**Stated problem:**
Gather all lines in the data that hold the string "Montant".

**Extracted material:**
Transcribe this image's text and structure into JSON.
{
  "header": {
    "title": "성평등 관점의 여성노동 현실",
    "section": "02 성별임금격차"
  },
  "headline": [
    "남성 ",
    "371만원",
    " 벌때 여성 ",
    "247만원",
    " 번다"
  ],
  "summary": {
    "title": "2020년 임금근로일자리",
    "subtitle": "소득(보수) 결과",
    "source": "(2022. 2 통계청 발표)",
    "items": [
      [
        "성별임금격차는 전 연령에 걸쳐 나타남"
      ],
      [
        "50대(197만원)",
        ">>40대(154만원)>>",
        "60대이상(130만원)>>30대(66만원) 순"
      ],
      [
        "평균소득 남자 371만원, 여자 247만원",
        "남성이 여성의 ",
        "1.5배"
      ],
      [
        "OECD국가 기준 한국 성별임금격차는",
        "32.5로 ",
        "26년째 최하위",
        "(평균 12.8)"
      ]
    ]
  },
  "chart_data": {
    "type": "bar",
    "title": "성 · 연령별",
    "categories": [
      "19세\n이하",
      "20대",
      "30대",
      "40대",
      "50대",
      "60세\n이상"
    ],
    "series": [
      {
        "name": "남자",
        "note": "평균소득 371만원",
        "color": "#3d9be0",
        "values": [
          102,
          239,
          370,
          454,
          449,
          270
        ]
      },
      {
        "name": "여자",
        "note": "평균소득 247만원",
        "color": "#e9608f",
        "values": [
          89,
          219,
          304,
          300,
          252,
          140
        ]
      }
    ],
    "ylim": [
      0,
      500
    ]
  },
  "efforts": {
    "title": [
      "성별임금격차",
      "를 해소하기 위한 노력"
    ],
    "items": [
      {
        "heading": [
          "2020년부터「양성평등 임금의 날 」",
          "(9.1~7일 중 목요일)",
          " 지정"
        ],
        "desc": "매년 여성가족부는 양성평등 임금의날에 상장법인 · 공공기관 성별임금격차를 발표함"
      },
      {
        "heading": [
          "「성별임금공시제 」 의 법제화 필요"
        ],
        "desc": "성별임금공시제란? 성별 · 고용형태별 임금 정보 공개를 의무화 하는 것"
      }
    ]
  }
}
* * *
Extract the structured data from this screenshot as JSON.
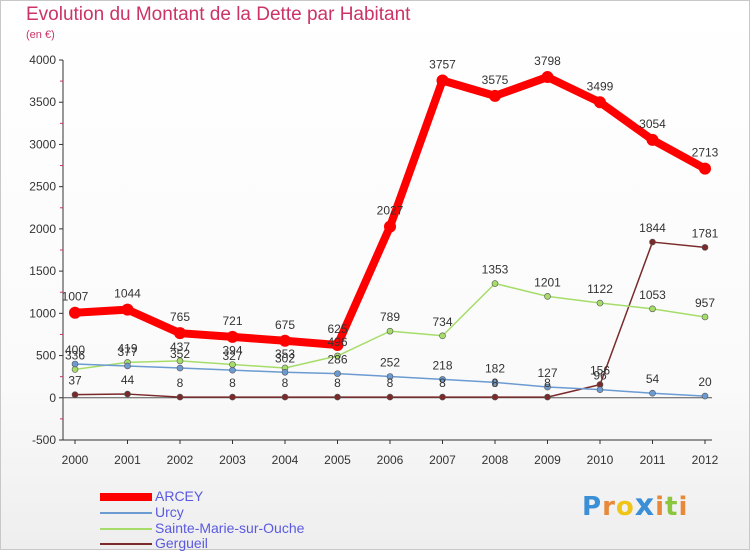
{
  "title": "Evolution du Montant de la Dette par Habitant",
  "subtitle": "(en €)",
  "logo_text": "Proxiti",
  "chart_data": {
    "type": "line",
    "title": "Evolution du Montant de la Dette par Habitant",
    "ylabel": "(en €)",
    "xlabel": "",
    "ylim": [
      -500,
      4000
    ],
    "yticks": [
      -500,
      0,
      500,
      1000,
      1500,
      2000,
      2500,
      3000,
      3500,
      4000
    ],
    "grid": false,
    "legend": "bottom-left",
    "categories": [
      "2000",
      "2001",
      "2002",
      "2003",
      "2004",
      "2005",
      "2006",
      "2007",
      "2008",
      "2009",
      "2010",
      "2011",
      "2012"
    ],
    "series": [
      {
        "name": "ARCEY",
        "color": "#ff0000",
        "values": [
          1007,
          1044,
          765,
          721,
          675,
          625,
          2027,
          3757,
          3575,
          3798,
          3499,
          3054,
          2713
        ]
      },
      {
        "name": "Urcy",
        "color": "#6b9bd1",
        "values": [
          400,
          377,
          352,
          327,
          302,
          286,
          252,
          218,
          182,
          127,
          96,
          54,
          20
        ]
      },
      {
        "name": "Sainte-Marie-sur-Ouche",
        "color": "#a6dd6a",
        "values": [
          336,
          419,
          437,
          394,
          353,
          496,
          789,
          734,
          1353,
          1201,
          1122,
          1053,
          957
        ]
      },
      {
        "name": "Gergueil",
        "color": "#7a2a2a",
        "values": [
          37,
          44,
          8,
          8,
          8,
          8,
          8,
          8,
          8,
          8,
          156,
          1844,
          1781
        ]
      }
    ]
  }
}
* * *
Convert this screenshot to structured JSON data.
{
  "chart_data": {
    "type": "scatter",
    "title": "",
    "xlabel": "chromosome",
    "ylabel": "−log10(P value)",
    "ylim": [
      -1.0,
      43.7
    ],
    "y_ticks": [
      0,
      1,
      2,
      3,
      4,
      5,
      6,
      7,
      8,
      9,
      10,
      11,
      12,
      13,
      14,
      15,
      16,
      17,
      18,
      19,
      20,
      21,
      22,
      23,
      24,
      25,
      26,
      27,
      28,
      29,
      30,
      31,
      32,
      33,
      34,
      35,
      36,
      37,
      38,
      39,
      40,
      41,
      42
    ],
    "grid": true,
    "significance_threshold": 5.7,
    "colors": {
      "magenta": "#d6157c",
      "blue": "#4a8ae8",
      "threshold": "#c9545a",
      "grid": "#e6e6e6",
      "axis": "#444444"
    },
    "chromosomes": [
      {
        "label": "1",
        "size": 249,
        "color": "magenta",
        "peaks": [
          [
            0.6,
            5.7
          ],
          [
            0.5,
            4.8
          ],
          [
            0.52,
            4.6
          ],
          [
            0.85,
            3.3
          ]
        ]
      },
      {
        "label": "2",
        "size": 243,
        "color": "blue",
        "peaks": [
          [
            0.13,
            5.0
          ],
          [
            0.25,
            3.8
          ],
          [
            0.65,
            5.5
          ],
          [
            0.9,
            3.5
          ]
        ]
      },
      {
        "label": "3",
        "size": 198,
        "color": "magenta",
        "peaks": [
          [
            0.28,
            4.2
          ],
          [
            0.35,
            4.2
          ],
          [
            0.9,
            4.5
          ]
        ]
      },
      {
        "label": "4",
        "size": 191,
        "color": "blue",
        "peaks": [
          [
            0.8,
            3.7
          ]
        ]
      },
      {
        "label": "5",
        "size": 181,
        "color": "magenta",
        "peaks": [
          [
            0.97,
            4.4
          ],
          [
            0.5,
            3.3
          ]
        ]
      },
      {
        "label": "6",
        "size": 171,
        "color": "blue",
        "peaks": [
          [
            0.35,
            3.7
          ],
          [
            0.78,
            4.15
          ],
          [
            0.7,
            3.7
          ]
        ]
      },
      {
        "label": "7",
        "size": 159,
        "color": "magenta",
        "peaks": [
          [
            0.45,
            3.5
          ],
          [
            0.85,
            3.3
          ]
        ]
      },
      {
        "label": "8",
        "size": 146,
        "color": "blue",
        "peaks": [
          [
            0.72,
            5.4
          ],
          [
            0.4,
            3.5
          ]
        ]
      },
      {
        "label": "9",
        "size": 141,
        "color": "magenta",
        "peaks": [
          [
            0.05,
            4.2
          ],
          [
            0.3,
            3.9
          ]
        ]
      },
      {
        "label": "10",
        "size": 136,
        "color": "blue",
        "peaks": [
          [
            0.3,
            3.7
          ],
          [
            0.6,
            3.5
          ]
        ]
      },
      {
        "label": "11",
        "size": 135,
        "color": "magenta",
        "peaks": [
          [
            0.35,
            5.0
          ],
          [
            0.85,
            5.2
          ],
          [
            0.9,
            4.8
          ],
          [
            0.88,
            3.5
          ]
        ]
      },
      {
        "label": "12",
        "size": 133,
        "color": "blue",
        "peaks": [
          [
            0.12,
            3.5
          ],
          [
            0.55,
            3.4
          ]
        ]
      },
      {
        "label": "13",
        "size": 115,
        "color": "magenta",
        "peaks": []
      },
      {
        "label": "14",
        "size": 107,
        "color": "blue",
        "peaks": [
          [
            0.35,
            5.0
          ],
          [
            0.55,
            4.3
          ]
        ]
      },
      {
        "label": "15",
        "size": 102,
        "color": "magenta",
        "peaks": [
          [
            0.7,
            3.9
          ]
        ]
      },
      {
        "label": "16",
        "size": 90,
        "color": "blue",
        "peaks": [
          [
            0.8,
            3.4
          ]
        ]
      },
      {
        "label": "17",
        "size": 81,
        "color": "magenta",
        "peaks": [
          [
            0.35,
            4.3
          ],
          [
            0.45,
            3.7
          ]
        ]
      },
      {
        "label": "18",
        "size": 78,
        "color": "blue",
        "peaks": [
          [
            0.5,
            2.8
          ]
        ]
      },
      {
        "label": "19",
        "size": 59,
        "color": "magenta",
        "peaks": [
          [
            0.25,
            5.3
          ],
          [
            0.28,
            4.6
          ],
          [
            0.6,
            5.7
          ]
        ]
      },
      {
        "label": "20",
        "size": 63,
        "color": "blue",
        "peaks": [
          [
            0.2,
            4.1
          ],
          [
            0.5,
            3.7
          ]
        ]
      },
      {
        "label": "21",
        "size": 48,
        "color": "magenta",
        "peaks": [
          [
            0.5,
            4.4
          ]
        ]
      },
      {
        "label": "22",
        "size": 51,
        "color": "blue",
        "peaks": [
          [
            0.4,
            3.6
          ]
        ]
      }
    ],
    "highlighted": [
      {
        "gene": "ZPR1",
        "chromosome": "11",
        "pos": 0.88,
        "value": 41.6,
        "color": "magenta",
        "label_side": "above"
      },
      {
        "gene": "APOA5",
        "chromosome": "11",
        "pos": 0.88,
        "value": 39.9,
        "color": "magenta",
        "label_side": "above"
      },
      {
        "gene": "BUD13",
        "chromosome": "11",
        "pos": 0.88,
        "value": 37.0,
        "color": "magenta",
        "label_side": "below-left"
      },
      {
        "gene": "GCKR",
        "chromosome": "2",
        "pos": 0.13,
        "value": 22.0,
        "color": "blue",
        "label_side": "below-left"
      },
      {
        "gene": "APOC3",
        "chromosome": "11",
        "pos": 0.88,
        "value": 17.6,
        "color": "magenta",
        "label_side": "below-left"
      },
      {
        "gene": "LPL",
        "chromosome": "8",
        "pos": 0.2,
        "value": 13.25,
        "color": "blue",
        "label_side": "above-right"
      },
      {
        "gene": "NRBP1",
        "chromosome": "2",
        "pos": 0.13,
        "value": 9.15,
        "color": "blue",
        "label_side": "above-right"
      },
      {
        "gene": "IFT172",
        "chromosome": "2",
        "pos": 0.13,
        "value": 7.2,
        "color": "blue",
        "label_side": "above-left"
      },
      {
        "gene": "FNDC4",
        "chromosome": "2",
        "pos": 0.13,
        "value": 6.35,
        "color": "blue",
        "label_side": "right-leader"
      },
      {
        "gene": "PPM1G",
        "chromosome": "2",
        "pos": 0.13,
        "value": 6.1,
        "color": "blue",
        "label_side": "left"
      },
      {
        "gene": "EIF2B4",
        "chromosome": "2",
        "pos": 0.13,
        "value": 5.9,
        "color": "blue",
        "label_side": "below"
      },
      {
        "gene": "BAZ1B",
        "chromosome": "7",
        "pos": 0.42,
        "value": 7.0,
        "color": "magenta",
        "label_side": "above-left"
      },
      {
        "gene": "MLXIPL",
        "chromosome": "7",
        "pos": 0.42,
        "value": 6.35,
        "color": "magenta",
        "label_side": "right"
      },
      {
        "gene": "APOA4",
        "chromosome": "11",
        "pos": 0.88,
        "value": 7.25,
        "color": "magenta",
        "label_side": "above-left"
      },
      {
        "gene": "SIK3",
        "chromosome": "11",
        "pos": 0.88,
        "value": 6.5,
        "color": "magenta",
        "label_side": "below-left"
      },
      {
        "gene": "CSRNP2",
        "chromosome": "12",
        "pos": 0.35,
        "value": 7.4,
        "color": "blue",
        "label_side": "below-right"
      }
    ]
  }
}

**Answer to this task:**
  "title": "Evolution du Montant de la Dette par Habitant",
    "title": "Evolution du Montant de la Dette par Habitant",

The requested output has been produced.